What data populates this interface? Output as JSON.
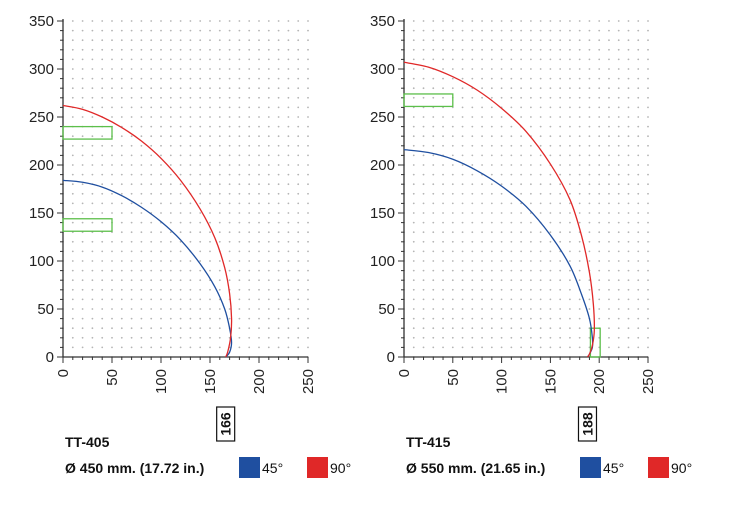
{
  "colors": {
    "deg45": "#1f4fa0",
    "deg90": "#e02828",
    "highlight": "#5cbf4a",
    "grid_dot": "#b5b5b5",
    "axis": "#333333"
  },
  "chart_data": [
    {
      "type": "line",
      "model": "TT-405",
      "size_label": "Ø 450 mm. (17.72 in.)",
      "xlim": [
        0,
        250
      ],
      "ylim": [
        0,
        350
      ],
      "x_ticks": [
        "0",
        "50",
        "100",
        "150",
        "200",
        "250"
      ],
      "y_ticks": [
        "0",
        "50",
        "100",
        "150",
        "200",
        "250",
        "300",
        "350"
      ],
      "grid": true,
      "legend": [
        {
          "label": "45°",
          "color": "#1f4fa0"
        },
        {
          "label": "90°",
          "color": "#e02828"
        }
      ],
      "marker_value": "166",
      "series": [
        {
          "name": "45°",
          "color": "#1f4fa0",
          "x": [
            0,
            20,
            40,
            60,
            80,
            100,
            120,
            140,
            155,
            165,
            170,
            172,
            170,
            166
          ],
          "y": [
            184,
            182,
            177,
            168,
            156,
            141,
            122,
            97,
            73,
            50,
            30,
            15,
            5,
            0
          ]
        },
        {
          "name": "90°",
          "color": "#e02828",
          "x": [
            0,
            20,
            40,
            60,
            80,
            100,
            120,
            140,
            155,
            165,
            170,
            172,
            171,
            168,
            166
          ],
          "y": [
            262,
            258,
            250,
            239,
            225,
            207,
            184,
            154,
            124,
            93,
            66,
            40,
            20,
            5,
            0
          ]
        }
      ],
      "highlights": [
        {
          "x0": 0,
          "x1": 50,
          "y0": 227,
          "y1": 240
        },
        {
          "x0": 0,
          "x1": 50,
          "y0": 131,
          "y1": 144
        }
      ]
    },
    {
      "type": "line",
      "model": "TT-415",
      "size_label": "Ø 550 mm. (21.65 in.)",
      "xlim": [
        0,
        250
      ],
      "ylim": [
        0,
        350
      ],
      "x_ticks": [
        "0",
        "50",
        "100",
        "150",
        "200",
        "250"
      ],
      "y_ticks": [
        "0",
        "50",
        "100",
        "150",
        "200",
        "250",
        "300",
        "350"
      ],
      "grid": true,
      "legend": [
        {
          "label": "45°",
          "color": "#1f4fa0"
        },
        {
          "label": "90°",
          "color": "#e02828"
        }
      ],
      "marker_value": "188",
      "series": [
        {
          "name": "45°",
          "color": "#1f4fa0",
          "x": [
            0,
            25,
            50,
            75,
            100,
            125,
            150,
            170,
            182,
            190,
            193,
            193,
            190,
            188
          ],
          "y": [
            216,
            213,
            206,
            194,
            178,
            157,
            127,
            95,
            65,
            40,
            20,
            10,
            3,
            0
          ]
        },
        {
          "name": "90°",
          "color": "#e02828",
          "x": [
            0,
            25,
            50,
            75,
            100,
            125,
            150,
            170,
            182,
            190,
            194,
            195,
            193,
            190,
            188
          ],
          "y": [
            307,
            302,
            292,
            278,
            259,
            235,
            201,
            164,
            126,
            88,
            55,
            28,
            12,
            3,
            0
          ]
        }
      ],
      "highlights": [
        {
          "x0": 0,
          "x1": 50,
          "y0": 261,
          "y1": 274
        },
        {
          "x0": 191,
          "x1": 201,
          "y0": 0,
          "y1": 30
        }
      ]
    }
  ]
}
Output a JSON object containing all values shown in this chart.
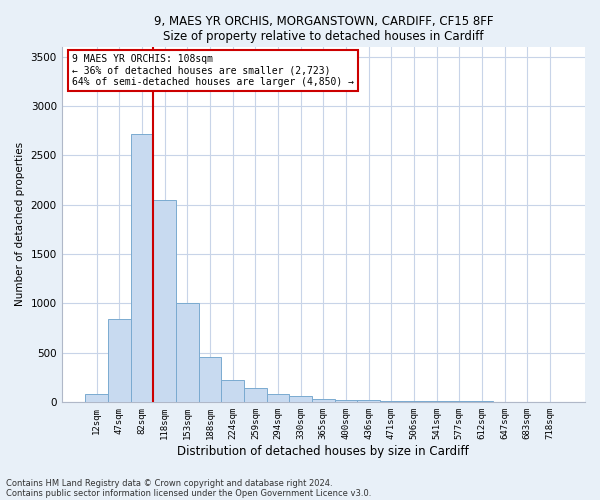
{
  "title1": "9, MAES YR ORCHIS, MORGANSTOWN, CARDIFF, CF15 8FF",
  "title2": "Size of property relative to detached houses in Cardiff",
  "xlabel": "Distribution of detached houses by size in Cardiff",
  "ylabel": "Number of detached properties",
  "categories": [
    "12sqm",
    "47sqm",
    "82sqm",
    "118sqm",
    "153sqm",
    "188sqm",
    "224sqm",
    "259sqm",
    "294sqm",
    "330sqm",
    "365sqm",
    "400sqm",
    "436sqm",
    "471sqm",
    "506sqm",
    "541sqm",
    "577sqm",
    "612sqm",
    "647sqm",
    "683sqm",
    "718sqm"
  ],
  "values": [
    75,
    840,
    2720,
    2050,
    1000,
    450,
    220,
    140,
    75,
    55,
    30,
    20,
    15,
    10,
    8,
    5,
    5,
    4,
    3,
    2,
    2
  ],
  "bar_color": "#c8daf0",
  "bar_edge_color": "#7aaad0",
  "vline_x": 2.5,
  "vline_color": "#cc0000",
  "annotation_line1": "9 MAES YR ORCHIS: 108sqm",
  "annotation_line2": "← 36% of detached houses are smaller (2,723)",
  "annotation_line3": "64% of semi-detached houses are larger (4,850) →",
  "annotation_box_facecolor": "#ffffff",
  "annotation_box_edgecolor": "#cc0000",
  "ylim": [
    0,
    3600
  ],
  "yticks": [
    0,
    500,
    1000,
    1500,
    2000,
    2500,
    3000,
    3500
  ],
  "footnote1": "Contains HM Land Registry data © Crown copyright and database right 2024.",
  "footnote2": "Contains public sector information licensed under the Open Government Licence v3.0.",
  "fig_bg_color": "#e8f0f8",
  "plot_bg_color": "#ffffff",
  "grid_color": "#c8d4e8"
}
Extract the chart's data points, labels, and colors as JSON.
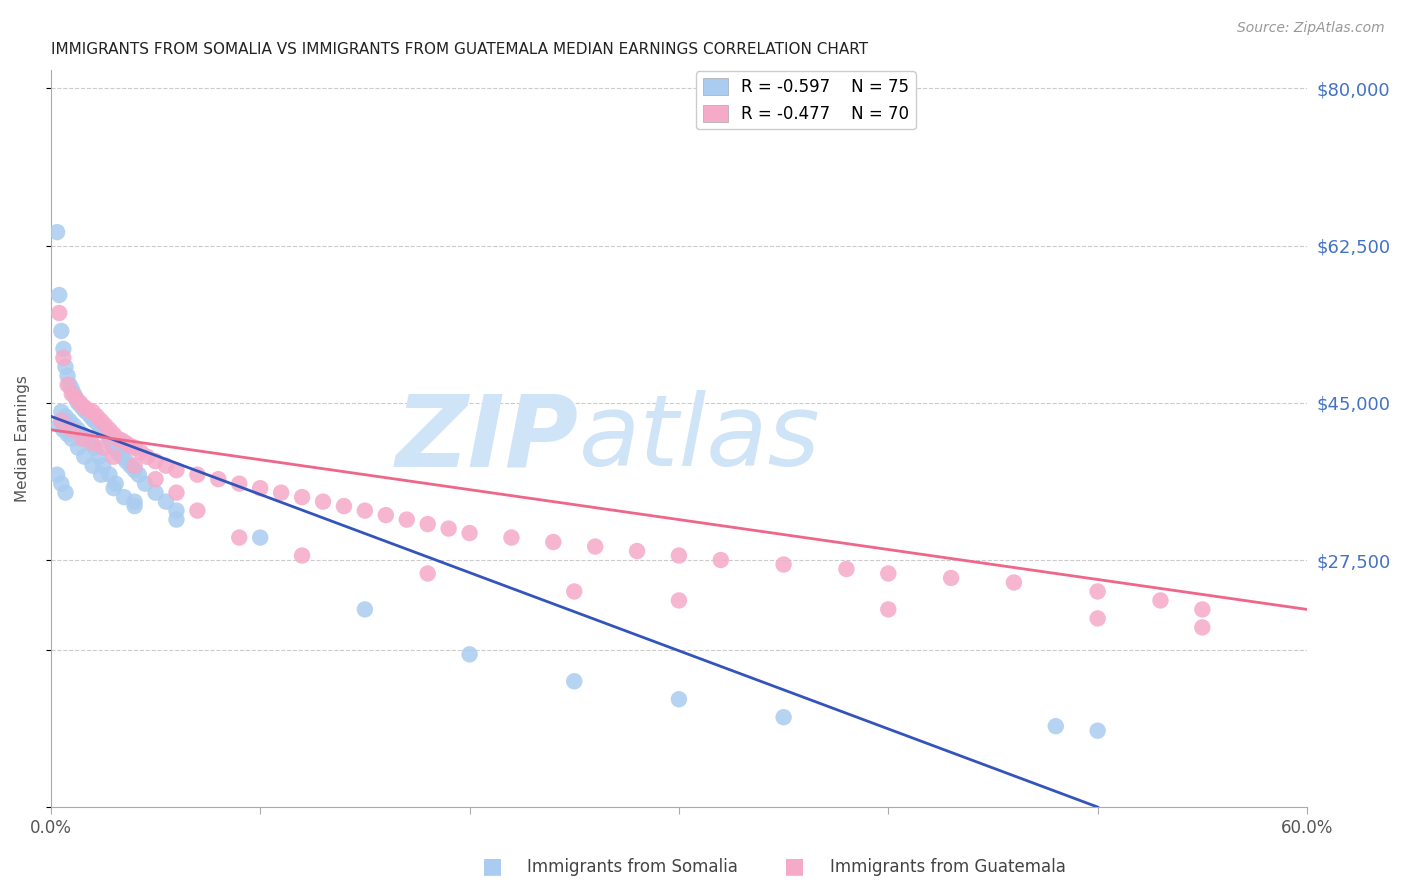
{
  "title": "IMMIGRANTS FROM SOMALIA VS IMMIGRANTS FROM GUATEMALA MEDIAN EARNINGS CORRELATION CHART",
  "source": "Source: ZipAtlas.com",
  "ylabel": "Median Earnings",
  "xlim": [
    0.0,
    60.0
  ],
  "ylim": [
    0,
    82000
  ],
  "somalia_color": "#aaccf0",
  "guatemala_color": "#f5aac8",
  "somalia_line_color": "#3355bb",
  "guatemala_line_color": "#ee6688",
  "somalia_R": -0.597,
  "somalia_N": 75,
  "guatemala_R": -0.477,
  "guatemala_N": 70,
  "watermark_zip": "ZIP",
  "watermark_atlas": "atlas",
  "watermark_color": "#d0e4f8",
  "background_color": "#ffffff",
  "grid_color": "#cccccc",
  "title_color": "#222222",
  "right_tick_color": "#4472c4",
  "somalia_line_x0": 0.0,
  "somalia_line_y0": 43500,
  "somalia_line_x1": 50.0,
  "somalia_line_y1": 0,
  "guatemala_line_x0": 0.0,
  "guatemala_line_y0": 42000,
  "guatemala_line_x1": 60.0,
  "guatemala_line_y1": 22000,
  "somalia_x": [
    0.3,
    0.4,
    0.5,
    0.6,
    0.7,
    0.8,
    0.9,
    1.0,
    1.1,
    1.2,
    1.3,
    1.4,
    1.5,
    1.6,
    1.7,
    1.8,
    1.9,
    2.0,
    2.1,
    2.2,
    2.3,
    2.4,
    2.5,
    2.6,
    2.7,
    2.8,
    2.9,
    3.0,
    3.2,
    3.4,
    3.6,
    3.8,
    4.0,
    4.2,
    4.5,
    5.0,
    5.5,
    6.0,
    0.5,
    0.7,
    0.9,
    1.1,
    1.3,
    1.5,
    1.7,
    1.9,
    2.1,
    2.3,
    2.5,
    2.8,
    3.1,
    3.5,
    4.0,
    0.4,
    0.6,
    0.8,
    1.0,
    1.3,
    1.6,
    2.0,
    2.4,
    3.0,
    4.0,
    6.0,
    10.0,
    15.0,
    20.0,
    25.0,
    30.0,
    35.0,
    48.0,
    50.0,
    0.3,
    0.5,
    0.7
  ],
  "somalia_y": [
    64000,
    57000,
    53000,
    51000,
    49000,
    48000,
    47000,
    46500,
    46000,
    45500,
    45000,
    44800,
    44500,
    44200,
    44000,
    43800,
    43500,
    43200,
    43000,
    42800,
    42500,
    42200,
    42000,
    41800,
    41500,
    41000,
    40500,
    40000,
    39500,
    39000,
    38500,
    38000,
    37500,
    37000,
    36000,
    35000,
    34000,
    33000,
    44000,
    43500,
    43000,
    42500,
    42000,
    41500,
    41000,
    40500,
    40000,
    39000,
    38000,
    37000,
    36000,
    34500,
    33500,
    42500,
    42000,
    41500,
    41000,
    40000,
    39000,
    38000,
    37000,
    35500,
    34000,
    32000,
    30000,
    22000,
    17000,
    14000,
    12000,
    10000,
    9000,
    8500,
    37000,
    36000,
    35000
  ],
  "guatemala_x": [
    0.4,
    0.6,
    0.8,
    1.0,
    1.2,
    1.4,
    1.6,
    1.8,
    2.0,
    2.2,
    2.4,
    2.6,
    2.8,
    3.0,
    3.2,
    3.4,
    3.6,
    3.8,
    4.0,
    4.3,
    4.6,
    5.0,
    5.5,
    6.0,
    7.0,
    8.0,
    9.0,
    10.0,
    11.0,
    12.0,
    13.0,
    14.0,
    15.0,
    16.0,
    17.0,
    18.0,
    19.0,
    20.0,
    22.0,
    24.0,
    26.0,
    28.0,
    30.0,
    32.0,
    35.0,
    38.0,
    40.0,
    43.0,
    46.0,
    50.0,
    53.0,
    55.0,
    0.5,
    1.0,
    1.5,
    2.0,
    2.5,
    3.0,
    4.0,
    5.0,
    6.0,
    7.0,
    9.0,
    12.0,
    18.0,
    25.0,
    30.0,
    40.0,
    50.0,
    55.0
  ],
  "guatemala_y": [
    55000,
    50000,
    47000,
    46000,
    45500,
    45000,
    44500,
    44200,
    44000,
    43500,
    43000,
    42500,
    42000,
    41500,
    41000,
    40800,
    40500,
    40200,
    40000,
    39500,
    39000,
    38500,
    38000,
    37500,
    37000,
    36500,
    36000,
    35500,
    35000,
    34500,
    34000,
    33500,
    33000,
    32500,
    32000,
    31500,
    31000,
    30500,
    30000,
    29500,
    29000,
    28500,
    28000,
    27500,
    27000,
    26500,
    26000,
    25500,
    25000,
    24000,
    23000,
    22000,
    43000,
    42000,
    41000,
    40500,
    40000,
    39000,
    38000,
    36500,
    35000,
    33000,
    30000,
    28000,
    26000,
    24000,
    23000,
    22000,
    21000,
    20000
  ]
}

## What is being asked
Go through the material and copy out every line with "Contains" in it.

## Output
  "footnote1": "Contains HM Land Registry data © Crown copyright and database right 2024.",
  "footnote2": "Contains public sector information licensed under the Open Government Licence v3.0.",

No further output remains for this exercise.